# CHALLENGE
Reproduce each line exactly.

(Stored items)
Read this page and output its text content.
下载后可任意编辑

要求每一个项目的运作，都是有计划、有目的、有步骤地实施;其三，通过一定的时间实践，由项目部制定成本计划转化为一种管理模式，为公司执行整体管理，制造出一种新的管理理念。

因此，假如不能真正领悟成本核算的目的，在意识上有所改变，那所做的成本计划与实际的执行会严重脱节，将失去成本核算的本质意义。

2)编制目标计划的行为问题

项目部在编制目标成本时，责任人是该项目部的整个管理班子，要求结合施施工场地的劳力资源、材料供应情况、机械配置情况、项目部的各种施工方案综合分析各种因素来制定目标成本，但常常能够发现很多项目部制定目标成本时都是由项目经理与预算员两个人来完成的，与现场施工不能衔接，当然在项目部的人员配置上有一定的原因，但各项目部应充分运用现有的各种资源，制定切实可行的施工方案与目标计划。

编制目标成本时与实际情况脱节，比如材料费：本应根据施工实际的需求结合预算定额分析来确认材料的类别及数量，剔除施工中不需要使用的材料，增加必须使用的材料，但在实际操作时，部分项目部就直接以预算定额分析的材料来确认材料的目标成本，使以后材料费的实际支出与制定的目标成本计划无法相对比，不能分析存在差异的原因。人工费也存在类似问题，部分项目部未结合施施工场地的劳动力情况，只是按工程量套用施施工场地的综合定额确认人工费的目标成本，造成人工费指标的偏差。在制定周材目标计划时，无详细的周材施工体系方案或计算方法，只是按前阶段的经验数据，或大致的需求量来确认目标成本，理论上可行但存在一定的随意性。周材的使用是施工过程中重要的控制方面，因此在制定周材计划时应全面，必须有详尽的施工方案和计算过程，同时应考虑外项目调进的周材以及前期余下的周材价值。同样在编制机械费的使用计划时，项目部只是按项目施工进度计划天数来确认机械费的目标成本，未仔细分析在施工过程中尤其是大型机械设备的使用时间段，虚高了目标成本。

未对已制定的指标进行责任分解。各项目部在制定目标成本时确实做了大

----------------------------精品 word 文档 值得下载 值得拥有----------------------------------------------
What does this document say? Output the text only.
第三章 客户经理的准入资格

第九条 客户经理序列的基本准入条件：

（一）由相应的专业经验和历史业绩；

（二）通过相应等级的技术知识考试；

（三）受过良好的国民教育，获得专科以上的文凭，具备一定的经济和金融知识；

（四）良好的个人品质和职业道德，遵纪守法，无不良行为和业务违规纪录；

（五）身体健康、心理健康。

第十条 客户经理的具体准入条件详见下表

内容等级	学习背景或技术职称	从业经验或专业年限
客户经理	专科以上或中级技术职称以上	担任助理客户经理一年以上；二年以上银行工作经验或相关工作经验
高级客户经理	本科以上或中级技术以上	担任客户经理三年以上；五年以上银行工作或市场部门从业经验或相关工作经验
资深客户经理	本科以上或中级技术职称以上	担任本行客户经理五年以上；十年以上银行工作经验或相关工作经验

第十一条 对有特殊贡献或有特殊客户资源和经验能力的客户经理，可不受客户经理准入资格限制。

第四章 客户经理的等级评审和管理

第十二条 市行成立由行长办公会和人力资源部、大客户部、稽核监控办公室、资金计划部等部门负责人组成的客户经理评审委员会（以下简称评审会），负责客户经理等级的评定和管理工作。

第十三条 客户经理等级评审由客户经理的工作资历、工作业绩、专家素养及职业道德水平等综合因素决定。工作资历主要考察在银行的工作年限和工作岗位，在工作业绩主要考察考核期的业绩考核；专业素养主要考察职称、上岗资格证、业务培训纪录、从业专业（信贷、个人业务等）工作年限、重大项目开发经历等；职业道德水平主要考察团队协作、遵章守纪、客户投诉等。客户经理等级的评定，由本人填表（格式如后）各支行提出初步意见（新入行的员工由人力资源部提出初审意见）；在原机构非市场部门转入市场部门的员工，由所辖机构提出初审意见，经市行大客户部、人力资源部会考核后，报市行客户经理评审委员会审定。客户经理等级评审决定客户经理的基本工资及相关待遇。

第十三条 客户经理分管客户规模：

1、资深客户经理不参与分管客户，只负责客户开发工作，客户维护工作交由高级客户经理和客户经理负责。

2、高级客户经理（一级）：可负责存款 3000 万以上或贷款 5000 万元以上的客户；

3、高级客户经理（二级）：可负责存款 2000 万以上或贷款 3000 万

# OUTPUT FOR THIS TASK
Read this page and output its text content.
下载后可任意编辑

要求每一个项目的运作，都是有计划、有目的、有步骤地实施;其三，通过一定的时间实践，由项目部制定成本计划转化为一种管理模式，为公司执行整体管理，制造出一种新的管理理念。

因此，假如不能真正领悟成本核算的目的，在意识上有所改变，那所做的成本计划与实际的执行会严重脱节，将失去成本核算的本质意义。

2)编制目标计划的行为问题

项目部在编制目标成本时，责任人是该项目部的整个管理班子，要求结合施施工场地的劳力资源、材料供应情况、机械配置情况、项目部的各种施工方案综合分析各种因素来制定目标成本，但常常能够发现很多项目部制定目标成本时都是由项目经理与预算员两个人来完成的，与现场施工不能衔接，当然在项目部的人员配置上有一定的原因，但各项目部应充分运用现有的各种资源，制定切实可行的施工方案与目标计划。

编制目标成本时与实际情况脱节，比如材料费：本应根据施工实际的需求结合预算定额分析来确认材料的类别及数量，剔除施工中不需要使用的材料，增加必须使用的材料，但在实际操作时，部分项目部就直接以预算定额分析的材料来确认材料的目标成本，使以后材料费的实际支出与制定的目标成本计划无法相对比，不能分析存在差异的原因。人工费也存在类似问题，部分项目部未结合施施工场地的劳动力情况，只是按工程量套用施施工场地的综合定额确认人工费的目标成本，造成人工费指标的偏差。在制定周材目标计划时，无详细的周材施工体系方案或计算方法，只是按前阶段的经验数据，或大致的需求量来确认目标成本，理论上可行但存在一定的随意性。周材的使用是施工过程中重要的控制方面，因此在制定周材计划时应全面，必须有详尽的施工方案和计算过程，同时应考虑外项目调进的周材以及前期余下的周材价值。同样在编制机械费的使用计划时，项目部只是按项目施工进度计划天数来确认机械费的目标成本，未仔细分析在施工过程中尤其是大型机械设备的使用时间段，虚高了目标成本。

未对已制定的指标进行责任分解。各项目部在制定目标成本时确实做了大

----------------------------精品 word 文档 值得下载 值得拥有----------------------------------------------
What does this document say? Output the text only.
第三章 客户经理的准入资格

第九条 客户经理序列的基本准入条件：

（一）由相应的专业经验和历史业绩；

（二）通过相应等级的技术知识考试；

（三）受过良好的国民教育，获得专科以上的文凭，具备一定的经济和金融知识；

（四）良好的个人品质和职业道德，遵纪守法，无不良行为和业务违规纪录；

（五）身体健康、心理健康。

第十条 客户经理的具体准入条件详见下表

内容等级	学习背景或技术职称	从业经验或专业年限
客户经理	专科以上或中级技术职称以上	担任助理客户经理一年以上；二年以上银行工作经验或相关工作经验
高级客户经理	本科以上或中级技术以上	担任客户经理三年以上；五年以上银行工作或市场部门从业经验或相关工作经验
资深客户经理	本科以上或中级技术职称以上	担任本行客户经理五年以上；十年以上银行工作经验或相关工作经验

第十一条 对有特殊贡献或有特殊客户资源和经验能力的客户经理，可不受客户经理准入资格限制。

第四章 客户经理的等级评审和管理

第十二条 市行成立由行长办公会和人力资源部、大客户部、稽核监控办公室、资金计划部等部门负责人组成的客户经理评审委员会（以下简称评审会），负责客户经理等级的评定和管理工作。

第十三条 客户经理等级评审由客户经理的工作资历、工作业绩、专家素养及职业道德水平等综合因素决定。工作资历主要考察在银行的工作年限和工作岗位，在工作业绩主要考察考核期的业绩考核；专业素养主要考察职称、上岗资格证、业务培训纪录、从业专业（信贷、个人业务等）工作年限、重大项目开发经历等；职业道德水平主要考察团队协作、遵章守纪、客户投诉等。客户经理等级的评定，由本人填表（格式如后）各支行提出初步意见（新入行的员工由人力资源部提出初审意见）；在原机构非市场部门转入市场部门的员工，由所辖机构提出初审意见，经市行大客户部、人力资源部会考核后，报市行客户经理评审委员会审定。客户经理等级评审决定客户经理的基本工资及相关待遇。

第十三条 客户经理分管客户规模：

1、资深客户经理不参与分管客户，只负责客户开发工作，客户维护工作交由高级客户经理和客户经理负责。

2、高级客户经理（一级）：可负责存款 3000 万以上或贷款 5000 万元以上的客户；

3、高级客户经理（二级）：可负责存款 2000 万以上或贷款 3000 万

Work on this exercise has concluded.